TASK DESCRIPTION: Pull every line that holds the word "What" from the entries.

Dataset records:
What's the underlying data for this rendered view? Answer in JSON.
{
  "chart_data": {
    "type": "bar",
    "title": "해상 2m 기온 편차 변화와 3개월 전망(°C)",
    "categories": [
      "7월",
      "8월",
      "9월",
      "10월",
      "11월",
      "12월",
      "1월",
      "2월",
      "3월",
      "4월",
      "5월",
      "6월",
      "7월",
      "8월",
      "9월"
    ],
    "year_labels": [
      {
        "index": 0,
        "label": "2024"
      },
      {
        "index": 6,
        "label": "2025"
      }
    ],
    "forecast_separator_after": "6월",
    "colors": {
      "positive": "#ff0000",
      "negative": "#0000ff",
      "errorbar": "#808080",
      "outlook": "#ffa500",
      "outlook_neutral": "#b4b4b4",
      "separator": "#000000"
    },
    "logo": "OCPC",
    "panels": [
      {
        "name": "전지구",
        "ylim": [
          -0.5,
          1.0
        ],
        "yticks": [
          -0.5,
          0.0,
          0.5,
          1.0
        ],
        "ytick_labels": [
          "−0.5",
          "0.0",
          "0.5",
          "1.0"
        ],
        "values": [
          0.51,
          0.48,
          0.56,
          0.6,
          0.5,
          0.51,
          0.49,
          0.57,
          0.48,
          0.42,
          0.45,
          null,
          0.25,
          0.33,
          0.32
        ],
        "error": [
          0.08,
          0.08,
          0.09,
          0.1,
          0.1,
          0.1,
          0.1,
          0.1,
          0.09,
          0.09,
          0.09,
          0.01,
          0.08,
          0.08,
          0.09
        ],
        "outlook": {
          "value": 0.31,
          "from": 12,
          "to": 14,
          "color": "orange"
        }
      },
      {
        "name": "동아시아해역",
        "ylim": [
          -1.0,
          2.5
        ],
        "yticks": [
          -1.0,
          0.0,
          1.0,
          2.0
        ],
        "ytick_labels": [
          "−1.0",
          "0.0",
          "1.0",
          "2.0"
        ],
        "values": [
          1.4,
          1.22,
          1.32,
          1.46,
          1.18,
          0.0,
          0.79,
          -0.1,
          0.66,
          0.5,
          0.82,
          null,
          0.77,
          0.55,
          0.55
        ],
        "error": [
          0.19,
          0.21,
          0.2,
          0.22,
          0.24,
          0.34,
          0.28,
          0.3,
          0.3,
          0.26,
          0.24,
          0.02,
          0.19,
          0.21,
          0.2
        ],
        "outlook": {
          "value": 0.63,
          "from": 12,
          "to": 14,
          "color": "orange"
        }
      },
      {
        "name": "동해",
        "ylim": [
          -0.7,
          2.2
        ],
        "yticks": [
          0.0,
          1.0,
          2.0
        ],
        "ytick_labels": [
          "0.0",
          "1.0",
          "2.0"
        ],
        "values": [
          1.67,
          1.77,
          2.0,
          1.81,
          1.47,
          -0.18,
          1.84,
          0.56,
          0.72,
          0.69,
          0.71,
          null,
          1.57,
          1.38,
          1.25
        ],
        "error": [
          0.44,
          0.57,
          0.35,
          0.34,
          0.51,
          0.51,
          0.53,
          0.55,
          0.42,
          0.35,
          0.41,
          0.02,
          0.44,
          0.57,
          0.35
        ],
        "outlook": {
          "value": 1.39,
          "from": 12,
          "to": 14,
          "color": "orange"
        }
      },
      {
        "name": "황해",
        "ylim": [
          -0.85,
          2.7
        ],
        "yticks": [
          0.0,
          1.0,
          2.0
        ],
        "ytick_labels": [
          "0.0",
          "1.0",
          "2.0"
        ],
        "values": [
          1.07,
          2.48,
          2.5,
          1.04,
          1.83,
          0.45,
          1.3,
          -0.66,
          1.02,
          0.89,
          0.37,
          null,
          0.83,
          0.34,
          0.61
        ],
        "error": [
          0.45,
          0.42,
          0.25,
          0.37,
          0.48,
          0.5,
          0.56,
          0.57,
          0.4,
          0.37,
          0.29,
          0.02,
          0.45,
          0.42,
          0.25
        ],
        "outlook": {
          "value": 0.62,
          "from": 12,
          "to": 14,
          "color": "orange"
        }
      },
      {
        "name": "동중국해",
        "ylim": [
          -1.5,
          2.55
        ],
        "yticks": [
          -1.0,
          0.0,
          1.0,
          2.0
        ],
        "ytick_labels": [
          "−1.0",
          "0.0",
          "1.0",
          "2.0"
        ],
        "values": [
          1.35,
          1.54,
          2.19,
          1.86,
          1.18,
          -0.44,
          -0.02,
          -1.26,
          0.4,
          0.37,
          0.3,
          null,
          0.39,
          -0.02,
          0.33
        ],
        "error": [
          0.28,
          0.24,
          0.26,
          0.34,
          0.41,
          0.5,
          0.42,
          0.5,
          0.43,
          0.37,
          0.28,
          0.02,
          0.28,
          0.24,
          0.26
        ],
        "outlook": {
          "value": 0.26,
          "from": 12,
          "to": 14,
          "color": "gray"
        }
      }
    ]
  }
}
...
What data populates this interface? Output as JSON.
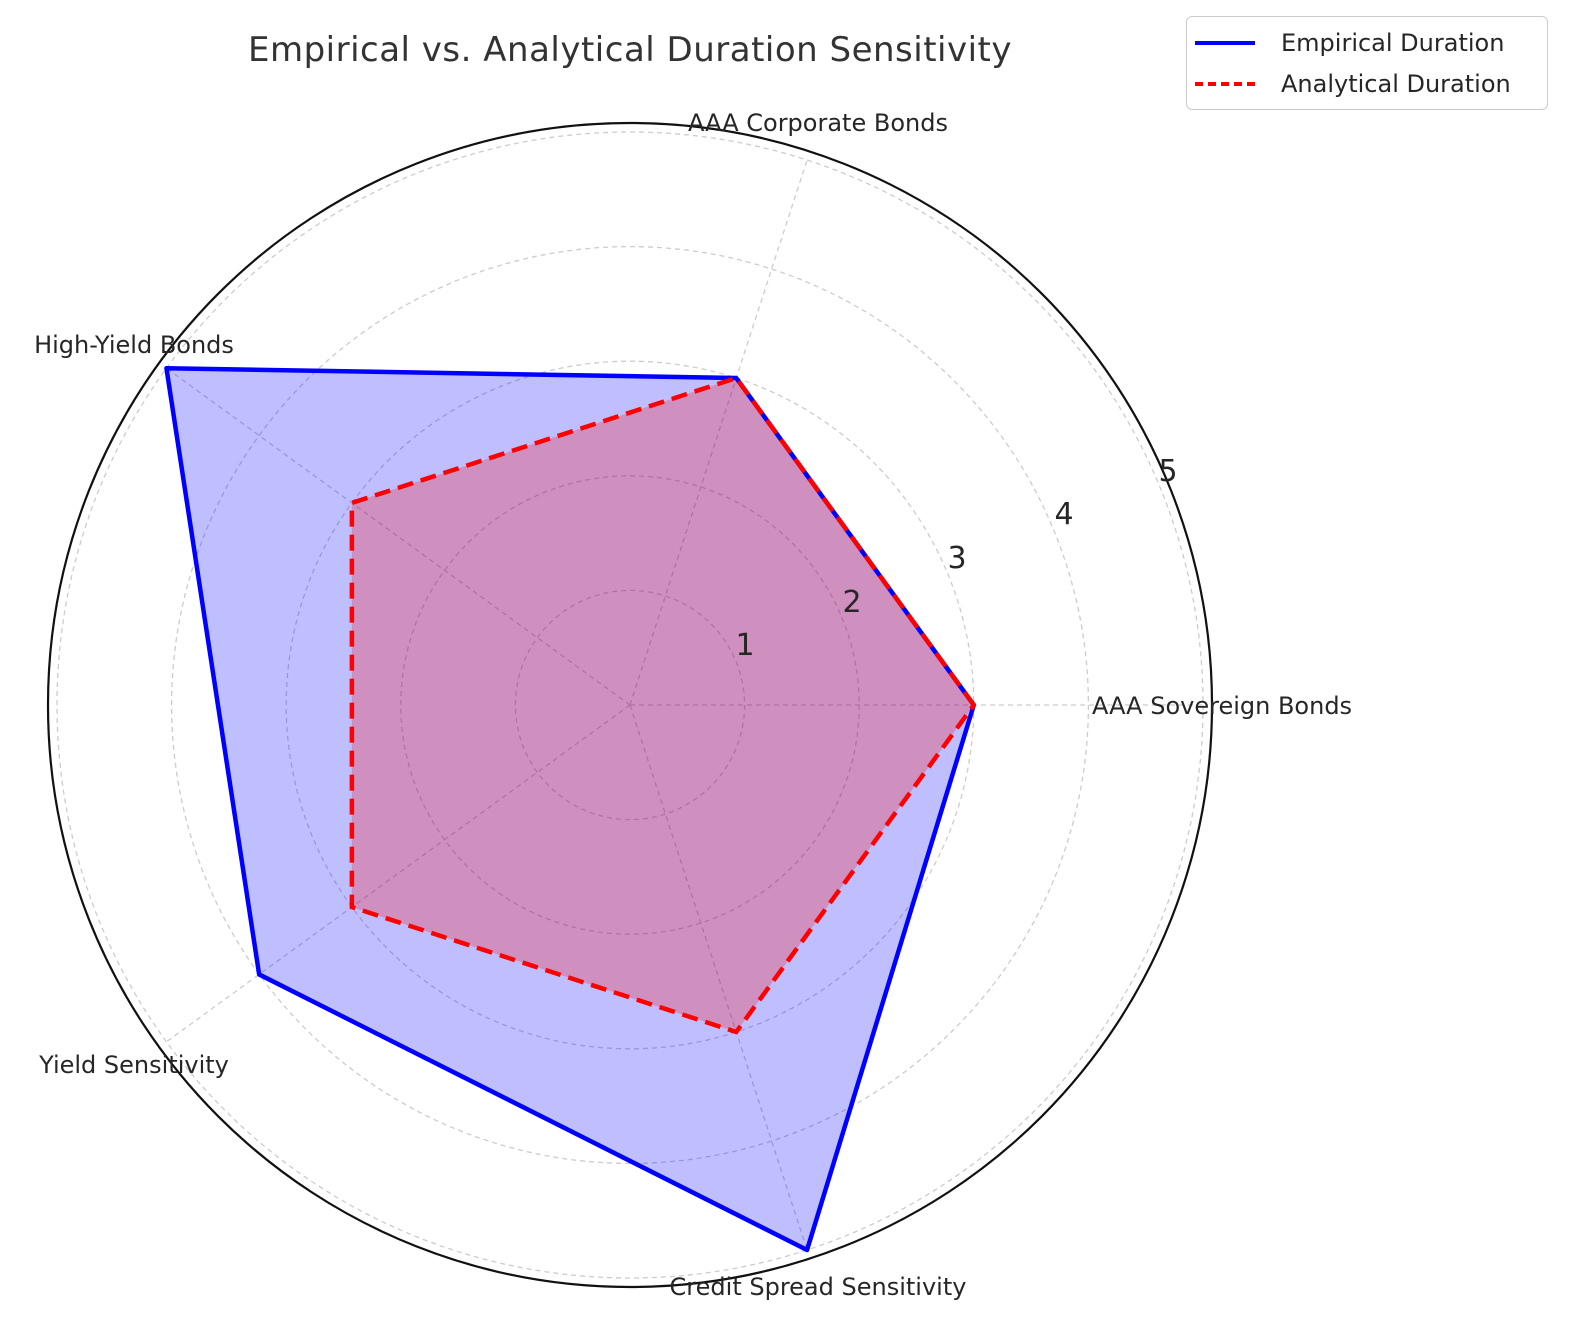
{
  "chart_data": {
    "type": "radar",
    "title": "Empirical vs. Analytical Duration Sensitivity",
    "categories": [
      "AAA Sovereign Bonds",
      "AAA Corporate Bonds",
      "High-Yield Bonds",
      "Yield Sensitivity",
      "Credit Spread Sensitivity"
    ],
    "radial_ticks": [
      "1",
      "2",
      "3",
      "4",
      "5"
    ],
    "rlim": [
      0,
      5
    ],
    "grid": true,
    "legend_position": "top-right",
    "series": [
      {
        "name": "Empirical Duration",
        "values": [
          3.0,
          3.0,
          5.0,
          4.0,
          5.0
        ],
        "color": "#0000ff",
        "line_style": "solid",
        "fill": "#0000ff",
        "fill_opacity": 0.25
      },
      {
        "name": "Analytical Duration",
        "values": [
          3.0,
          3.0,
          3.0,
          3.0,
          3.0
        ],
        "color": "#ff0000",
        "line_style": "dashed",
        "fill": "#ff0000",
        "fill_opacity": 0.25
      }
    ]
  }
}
...
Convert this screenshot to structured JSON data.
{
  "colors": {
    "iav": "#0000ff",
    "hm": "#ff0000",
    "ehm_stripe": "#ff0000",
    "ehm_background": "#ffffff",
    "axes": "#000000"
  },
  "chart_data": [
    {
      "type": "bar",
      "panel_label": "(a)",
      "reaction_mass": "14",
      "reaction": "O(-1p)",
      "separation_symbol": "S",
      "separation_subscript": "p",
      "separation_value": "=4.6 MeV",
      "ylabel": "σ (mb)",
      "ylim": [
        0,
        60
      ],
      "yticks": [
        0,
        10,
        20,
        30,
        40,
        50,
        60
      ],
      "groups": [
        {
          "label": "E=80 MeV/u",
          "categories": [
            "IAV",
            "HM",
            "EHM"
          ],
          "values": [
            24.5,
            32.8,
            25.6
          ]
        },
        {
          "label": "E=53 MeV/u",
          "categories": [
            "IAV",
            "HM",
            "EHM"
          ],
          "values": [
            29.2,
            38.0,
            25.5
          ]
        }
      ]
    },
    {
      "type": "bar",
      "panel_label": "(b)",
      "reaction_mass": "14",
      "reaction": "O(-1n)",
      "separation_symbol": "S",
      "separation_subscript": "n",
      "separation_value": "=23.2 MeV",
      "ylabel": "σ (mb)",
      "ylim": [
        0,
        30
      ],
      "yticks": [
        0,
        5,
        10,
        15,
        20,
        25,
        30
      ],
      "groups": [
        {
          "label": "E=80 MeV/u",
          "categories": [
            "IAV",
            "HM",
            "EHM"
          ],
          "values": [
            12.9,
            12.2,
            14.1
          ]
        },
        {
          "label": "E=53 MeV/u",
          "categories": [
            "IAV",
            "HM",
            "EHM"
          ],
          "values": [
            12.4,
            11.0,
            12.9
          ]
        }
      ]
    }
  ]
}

ANSWER TO THE EXERCISE:
What's the underlying data for this rendered view? Answer in JSON.
What data populates this interface? Output as JSON.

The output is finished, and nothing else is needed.